> TEXT SEGMENT:
============

[Mailman-Developers] Re: Code formatting tools for Mailman project

2022-10-31 Thread Stephen J. Turnbull
Abhilash Raj writes:
 > I don't see the tools actually supporting formatting only-diffs.

I don't know if git diff supports everything GNU diff does but
--ignore-all-space would likely help quite a bit.

It shouldn't be that hard to write a blue-diff command for git:

1.  create a temporary branches at the relevant commits
2.  for each temporary branch
2.1 checkout the branch
2.2 run blue on the relevant .py files and commit
3.  diff the temparary branches and save the output
4.  delete the temporary branches

I don't know if this would help in practice, but the theory seems
good.

Scripting that should be easy, and I can test it on the Postorius
code.  I'm not going to get to it before December, though, so if you
want to do it first :-D

 > It _can_ be done by piping all the updated files to `blue` command,
 > but then reverting style changes in parts of file where there
 > wasn't any real change made would be more work than just fixing the
 > flake8 errors manually.

Is that necessary?  Since the desired result is reformatted files
without impairing the ability to diff, why would we revert the style
changes?

 > I am trying to think if we can make that process better, after making a 
 > one-time code formatting change, through tooling or alternative commands 
 > to grok the diffs.

============

Records from a data collection:
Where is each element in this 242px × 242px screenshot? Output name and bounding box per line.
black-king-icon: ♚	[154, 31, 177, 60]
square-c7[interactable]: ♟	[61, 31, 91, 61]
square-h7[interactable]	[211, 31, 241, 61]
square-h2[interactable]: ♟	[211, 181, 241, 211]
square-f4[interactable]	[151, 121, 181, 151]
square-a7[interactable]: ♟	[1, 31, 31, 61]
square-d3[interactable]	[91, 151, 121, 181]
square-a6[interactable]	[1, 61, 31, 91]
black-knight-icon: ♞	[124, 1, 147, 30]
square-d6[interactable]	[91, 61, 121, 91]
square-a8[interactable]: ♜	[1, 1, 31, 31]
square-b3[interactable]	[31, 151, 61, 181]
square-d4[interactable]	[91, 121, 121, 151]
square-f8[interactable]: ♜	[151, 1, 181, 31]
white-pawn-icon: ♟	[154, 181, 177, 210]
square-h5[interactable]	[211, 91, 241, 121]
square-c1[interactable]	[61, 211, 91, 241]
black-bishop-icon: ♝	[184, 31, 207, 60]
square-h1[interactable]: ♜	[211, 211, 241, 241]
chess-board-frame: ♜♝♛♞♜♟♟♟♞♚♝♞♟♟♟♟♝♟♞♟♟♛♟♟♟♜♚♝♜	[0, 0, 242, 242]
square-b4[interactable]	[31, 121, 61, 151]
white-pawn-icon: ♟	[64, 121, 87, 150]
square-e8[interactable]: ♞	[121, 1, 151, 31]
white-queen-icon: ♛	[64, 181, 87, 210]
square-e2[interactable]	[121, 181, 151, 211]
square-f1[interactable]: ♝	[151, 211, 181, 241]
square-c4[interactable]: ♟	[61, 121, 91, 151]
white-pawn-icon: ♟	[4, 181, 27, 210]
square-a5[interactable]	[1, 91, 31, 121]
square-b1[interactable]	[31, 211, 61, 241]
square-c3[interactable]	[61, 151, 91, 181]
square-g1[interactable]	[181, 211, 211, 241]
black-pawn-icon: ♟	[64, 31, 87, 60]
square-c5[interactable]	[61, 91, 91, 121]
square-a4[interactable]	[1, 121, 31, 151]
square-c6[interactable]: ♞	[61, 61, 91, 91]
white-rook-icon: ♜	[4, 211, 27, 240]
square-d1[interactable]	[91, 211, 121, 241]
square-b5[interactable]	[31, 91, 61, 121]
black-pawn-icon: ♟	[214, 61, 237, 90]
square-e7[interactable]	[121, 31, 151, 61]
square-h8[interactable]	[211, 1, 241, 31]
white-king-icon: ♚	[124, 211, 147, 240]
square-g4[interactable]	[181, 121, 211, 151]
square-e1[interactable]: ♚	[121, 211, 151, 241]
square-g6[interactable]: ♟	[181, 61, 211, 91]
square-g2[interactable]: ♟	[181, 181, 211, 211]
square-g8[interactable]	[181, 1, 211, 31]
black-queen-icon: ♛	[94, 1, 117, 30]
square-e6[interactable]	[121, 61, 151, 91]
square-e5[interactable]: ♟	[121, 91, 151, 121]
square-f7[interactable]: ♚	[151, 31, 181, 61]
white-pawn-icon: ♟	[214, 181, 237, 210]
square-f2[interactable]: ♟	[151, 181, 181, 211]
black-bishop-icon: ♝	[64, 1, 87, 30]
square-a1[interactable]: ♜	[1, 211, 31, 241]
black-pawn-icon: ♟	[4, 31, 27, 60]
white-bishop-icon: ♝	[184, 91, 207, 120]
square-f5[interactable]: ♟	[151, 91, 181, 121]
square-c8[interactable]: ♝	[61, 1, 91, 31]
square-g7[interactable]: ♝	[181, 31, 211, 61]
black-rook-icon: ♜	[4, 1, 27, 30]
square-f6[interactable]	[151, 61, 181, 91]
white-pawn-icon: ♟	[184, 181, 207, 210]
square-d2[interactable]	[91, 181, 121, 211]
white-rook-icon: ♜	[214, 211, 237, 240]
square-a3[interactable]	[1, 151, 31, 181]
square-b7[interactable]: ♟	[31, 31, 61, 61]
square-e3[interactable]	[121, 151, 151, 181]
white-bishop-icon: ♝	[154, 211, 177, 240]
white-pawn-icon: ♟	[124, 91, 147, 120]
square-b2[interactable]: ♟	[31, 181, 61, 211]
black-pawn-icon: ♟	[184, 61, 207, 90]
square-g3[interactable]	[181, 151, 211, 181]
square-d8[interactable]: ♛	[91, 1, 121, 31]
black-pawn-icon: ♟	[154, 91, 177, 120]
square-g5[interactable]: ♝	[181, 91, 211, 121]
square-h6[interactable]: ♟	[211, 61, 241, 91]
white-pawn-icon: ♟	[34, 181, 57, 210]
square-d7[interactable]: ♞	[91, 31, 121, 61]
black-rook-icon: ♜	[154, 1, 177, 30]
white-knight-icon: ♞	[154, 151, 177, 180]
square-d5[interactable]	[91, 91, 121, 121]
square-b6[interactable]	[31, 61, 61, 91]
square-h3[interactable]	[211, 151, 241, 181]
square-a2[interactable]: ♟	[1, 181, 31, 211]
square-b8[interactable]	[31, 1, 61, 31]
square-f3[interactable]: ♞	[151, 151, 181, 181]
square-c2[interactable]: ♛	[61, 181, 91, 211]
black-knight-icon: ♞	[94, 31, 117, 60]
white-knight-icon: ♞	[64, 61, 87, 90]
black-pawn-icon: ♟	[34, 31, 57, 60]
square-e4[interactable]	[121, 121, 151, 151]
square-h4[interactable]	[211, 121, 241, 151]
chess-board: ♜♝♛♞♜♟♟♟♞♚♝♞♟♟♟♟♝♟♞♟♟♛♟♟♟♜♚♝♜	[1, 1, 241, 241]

============

> WRITTEN REQUEST 1: Translate this sentence from the mailing list thread into Spanish: "I don't know if this would help in practice, but the theory seems good."
> WRITTEN REQUEST 2: Reproduce a passage of the mailing list thread word for word, beginning at the words "Is that necessary?" and stopping after "grok the diffs.".

> WRITTEN RESPONSE 1: No sé si esto ayudaría en la práctica, pero la teoría parece buena.

> WRITTEN RESPONSE 2:
Is that necessary?  Since the desired result is reformatted files
without impairing the ability to diff, why would we revert the style
changes?

 > I am trying to think if we can make that process better, after making a 
 > one-time code formatting change, through tooling or alternative commands 
 > to grok the diffs.